» PROBLEM REQUIREMENTS: What is needed is an exact copy of the entries below, from the line that contains "OCR this image." through the final line, both included, and nothing else.

» STORED ROWS:
--- start ---

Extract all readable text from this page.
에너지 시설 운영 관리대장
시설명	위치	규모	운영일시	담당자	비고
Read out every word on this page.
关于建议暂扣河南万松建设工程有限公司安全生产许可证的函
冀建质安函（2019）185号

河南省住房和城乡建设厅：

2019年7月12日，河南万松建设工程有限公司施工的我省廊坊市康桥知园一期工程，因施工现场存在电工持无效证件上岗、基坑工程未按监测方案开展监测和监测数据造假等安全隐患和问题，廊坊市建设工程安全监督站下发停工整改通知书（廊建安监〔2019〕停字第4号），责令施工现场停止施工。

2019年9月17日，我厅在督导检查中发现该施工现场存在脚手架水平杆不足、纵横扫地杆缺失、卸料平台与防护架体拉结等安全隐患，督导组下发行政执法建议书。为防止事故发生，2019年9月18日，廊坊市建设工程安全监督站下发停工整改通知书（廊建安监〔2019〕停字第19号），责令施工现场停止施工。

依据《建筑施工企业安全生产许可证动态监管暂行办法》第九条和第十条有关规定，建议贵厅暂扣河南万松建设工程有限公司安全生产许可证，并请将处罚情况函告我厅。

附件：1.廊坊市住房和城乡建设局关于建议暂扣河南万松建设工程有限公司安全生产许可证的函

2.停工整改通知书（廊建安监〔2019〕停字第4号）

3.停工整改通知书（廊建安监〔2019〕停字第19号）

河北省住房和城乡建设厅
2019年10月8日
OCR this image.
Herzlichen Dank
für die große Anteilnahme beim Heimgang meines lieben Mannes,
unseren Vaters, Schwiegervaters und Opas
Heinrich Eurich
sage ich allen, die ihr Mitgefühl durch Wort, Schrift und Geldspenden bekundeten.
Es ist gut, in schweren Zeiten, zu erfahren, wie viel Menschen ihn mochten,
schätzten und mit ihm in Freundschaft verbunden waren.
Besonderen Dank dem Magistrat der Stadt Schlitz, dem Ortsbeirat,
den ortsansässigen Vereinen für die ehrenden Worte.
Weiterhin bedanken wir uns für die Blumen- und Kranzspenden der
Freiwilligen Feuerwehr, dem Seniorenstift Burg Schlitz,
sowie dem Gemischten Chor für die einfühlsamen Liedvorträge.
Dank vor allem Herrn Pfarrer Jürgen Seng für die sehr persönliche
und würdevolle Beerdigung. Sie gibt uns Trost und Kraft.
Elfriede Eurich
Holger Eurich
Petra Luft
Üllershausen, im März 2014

--- end ---

» RESULT BELOW:
OCR this image.
Herzlichen Dank
für die große Anteilnahme beim Heimgang meines lieben Mannes,
unseren Vaters, Schwiegervaters und Opas
Heinrich Eurich
sage ich allen, die ihr Mitgefühl durch Wort, Schrift und Geldspenden bekundeten.
Es ist gut, in schweren Zeiten, zu erfahren, wie viel Menschen ihn mochten,
schätzten und mit ihm in Freundschaft verbunden waren.
Besonderen Dank dem Magistrat der Stadt Schlitz, dem Ortsbeirat,
den ortsansässigen Vereinen für die ehrenden Worte.
Weiterhin bedanken wir uns für die Blumen- und Kranzspenden der
Freiwilligen Feuerwehr, dem Seniorenstift Burg Schlitz,
sowie dem Gemischten Chor für die einfühlsamen Liedvorträge.
Dank vor allem Herrn Pfarrer Jürgen Seng für die sehr persönliche
und würdevolle Beerdigung. Sie gibt uns Trost und Kraft.
Elfriede Eurich
Holger Eurich
Petra Luft
Üllershausen, im März 2014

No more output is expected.